▶ _BRIEF_
From the entries below, count every line that contains the word "Current". Please give the number and nothing else.

(Records excerpted from a collection)
----------------------------------------
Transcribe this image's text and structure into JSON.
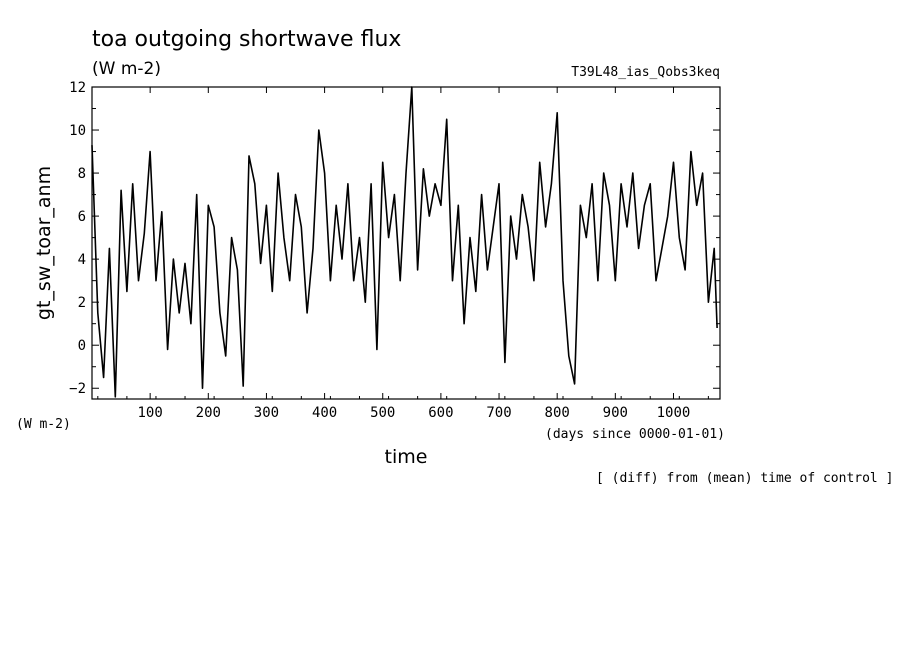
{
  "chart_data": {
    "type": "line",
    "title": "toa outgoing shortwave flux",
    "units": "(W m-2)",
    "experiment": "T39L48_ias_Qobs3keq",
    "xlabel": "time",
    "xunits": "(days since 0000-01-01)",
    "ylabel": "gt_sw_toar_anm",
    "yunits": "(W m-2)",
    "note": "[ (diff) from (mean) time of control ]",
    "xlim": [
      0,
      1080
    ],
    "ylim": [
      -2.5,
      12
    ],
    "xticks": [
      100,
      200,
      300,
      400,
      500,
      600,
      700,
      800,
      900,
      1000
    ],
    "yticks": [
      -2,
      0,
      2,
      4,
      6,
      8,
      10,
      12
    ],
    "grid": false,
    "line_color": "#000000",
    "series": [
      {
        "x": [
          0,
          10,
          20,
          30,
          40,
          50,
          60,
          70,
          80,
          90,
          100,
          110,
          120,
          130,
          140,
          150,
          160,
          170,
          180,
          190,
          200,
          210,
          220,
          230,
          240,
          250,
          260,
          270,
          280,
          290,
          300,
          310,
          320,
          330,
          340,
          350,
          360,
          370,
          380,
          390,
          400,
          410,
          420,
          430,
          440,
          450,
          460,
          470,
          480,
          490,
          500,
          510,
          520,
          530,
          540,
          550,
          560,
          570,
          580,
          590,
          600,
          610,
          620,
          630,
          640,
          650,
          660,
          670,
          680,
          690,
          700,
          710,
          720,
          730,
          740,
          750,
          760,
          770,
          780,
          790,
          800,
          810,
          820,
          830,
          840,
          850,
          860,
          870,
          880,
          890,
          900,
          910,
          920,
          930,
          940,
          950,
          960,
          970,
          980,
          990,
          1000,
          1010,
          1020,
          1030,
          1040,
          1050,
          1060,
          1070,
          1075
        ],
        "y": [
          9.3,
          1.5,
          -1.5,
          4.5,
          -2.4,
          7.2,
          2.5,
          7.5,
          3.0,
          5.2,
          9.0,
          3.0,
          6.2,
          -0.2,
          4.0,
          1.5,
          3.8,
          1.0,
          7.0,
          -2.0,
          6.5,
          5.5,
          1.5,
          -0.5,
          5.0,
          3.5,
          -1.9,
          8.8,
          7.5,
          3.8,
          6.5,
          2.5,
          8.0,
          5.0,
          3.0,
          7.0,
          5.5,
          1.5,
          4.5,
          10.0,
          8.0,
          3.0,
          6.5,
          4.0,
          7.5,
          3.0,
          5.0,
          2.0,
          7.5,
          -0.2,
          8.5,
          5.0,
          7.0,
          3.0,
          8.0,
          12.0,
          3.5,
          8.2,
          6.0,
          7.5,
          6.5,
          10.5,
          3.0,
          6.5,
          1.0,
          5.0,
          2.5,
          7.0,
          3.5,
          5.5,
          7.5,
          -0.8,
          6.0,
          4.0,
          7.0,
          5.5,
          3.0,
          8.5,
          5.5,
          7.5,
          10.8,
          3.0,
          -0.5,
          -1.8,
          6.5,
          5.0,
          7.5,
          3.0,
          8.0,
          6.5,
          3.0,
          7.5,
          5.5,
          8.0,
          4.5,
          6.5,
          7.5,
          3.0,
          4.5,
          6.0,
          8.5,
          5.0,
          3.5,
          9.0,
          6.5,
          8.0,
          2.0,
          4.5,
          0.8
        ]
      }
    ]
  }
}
----------------------------------------
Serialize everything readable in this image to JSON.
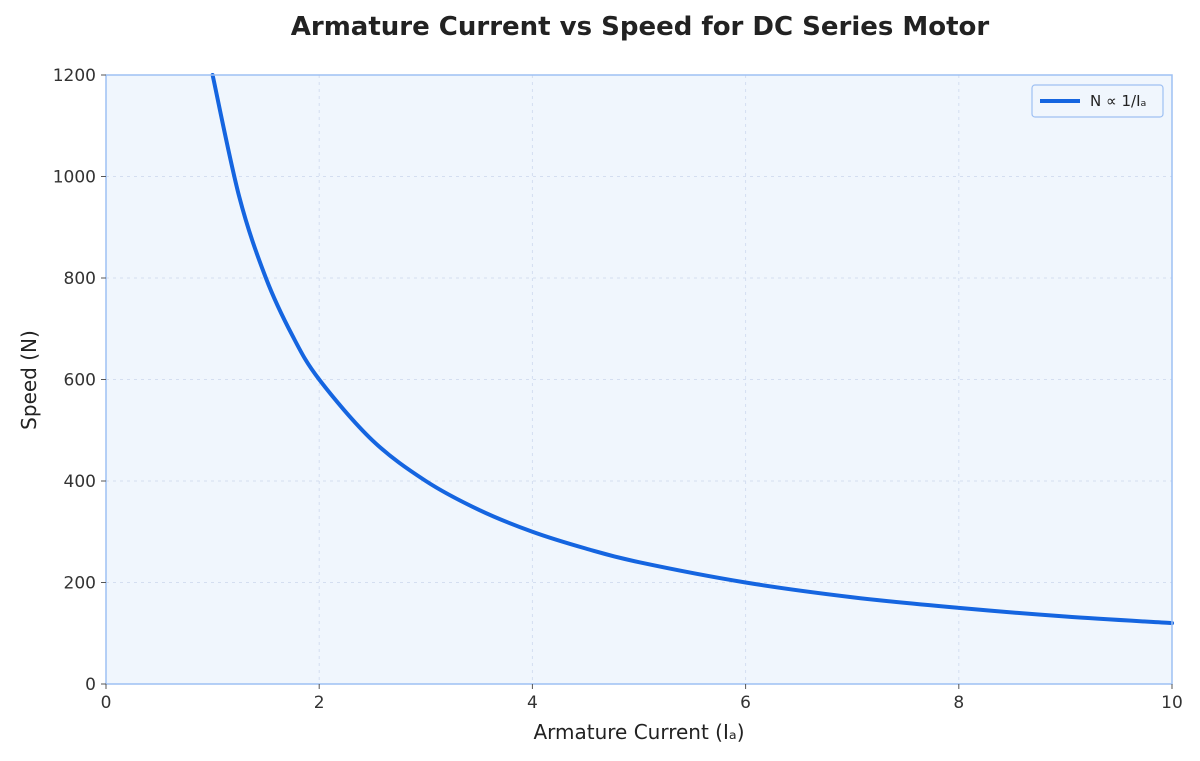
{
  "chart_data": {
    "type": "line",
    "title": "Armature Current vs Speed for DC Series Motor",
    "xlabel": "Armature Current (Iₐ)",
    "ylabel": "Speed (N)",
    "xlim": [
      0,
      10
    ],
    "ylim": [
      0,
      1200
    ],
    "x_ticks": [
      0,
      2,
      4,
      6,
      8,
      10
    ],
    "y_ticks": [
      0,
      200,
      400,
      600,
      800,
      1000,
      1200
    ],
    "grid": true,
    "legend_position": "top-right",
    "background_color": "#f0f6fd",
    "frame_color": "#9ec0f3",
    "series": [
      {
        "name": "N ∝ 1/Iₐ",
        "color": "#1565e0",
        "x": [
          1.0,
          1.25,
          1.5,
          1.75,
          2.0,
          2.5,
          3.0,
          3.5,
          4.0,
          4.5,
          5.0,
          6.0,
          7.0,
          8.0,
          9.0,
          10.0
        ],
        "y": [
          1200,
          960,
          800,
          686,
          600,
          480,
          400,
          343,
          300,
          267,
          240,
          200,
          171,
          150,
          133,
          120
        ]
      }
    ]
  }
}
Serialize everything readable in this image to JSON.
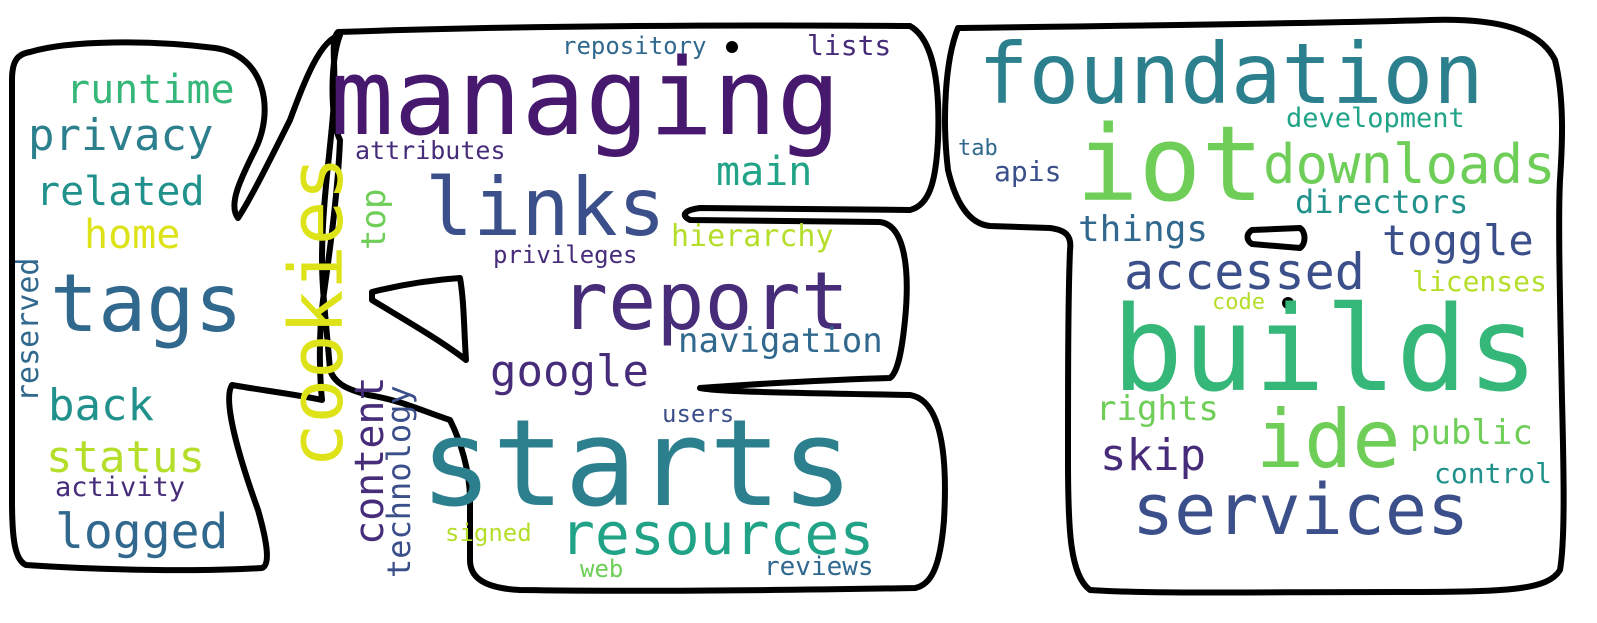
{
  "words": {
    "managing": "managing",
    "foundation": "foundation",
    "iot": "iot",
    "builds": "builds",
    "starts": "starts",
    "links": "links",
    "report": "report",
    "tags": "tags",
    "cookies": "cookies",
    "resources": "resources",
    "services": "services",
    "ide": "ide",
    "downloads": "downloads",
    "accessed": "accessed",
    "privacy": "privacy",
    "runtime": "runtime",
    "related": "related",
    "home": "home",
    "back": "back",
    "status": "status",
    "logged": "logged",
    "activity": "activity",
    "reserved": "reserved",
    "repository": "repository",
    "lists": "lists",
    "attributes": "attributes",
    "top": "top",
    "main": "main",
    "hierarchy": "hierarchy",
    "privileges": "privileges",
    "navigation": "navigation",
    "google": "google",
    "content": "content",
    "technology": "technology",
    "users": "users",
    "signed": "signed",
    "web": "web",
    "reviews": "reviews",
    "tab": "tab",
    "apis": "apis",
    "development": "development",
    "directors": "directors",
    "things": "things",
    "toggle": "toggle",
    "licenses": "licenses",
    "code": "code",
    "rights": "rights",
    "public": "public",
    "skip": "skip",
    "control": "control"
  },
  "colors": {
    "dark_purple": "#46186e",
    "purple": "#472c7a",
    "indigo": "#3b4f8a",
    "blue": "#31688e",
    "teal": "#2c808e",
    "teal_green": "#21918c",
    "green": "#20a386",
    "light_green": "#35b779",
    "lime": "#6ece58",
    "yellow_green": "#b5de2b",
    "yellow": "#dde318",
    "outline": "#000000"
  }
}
----------------------------------------
▶ _SOLUTION_
2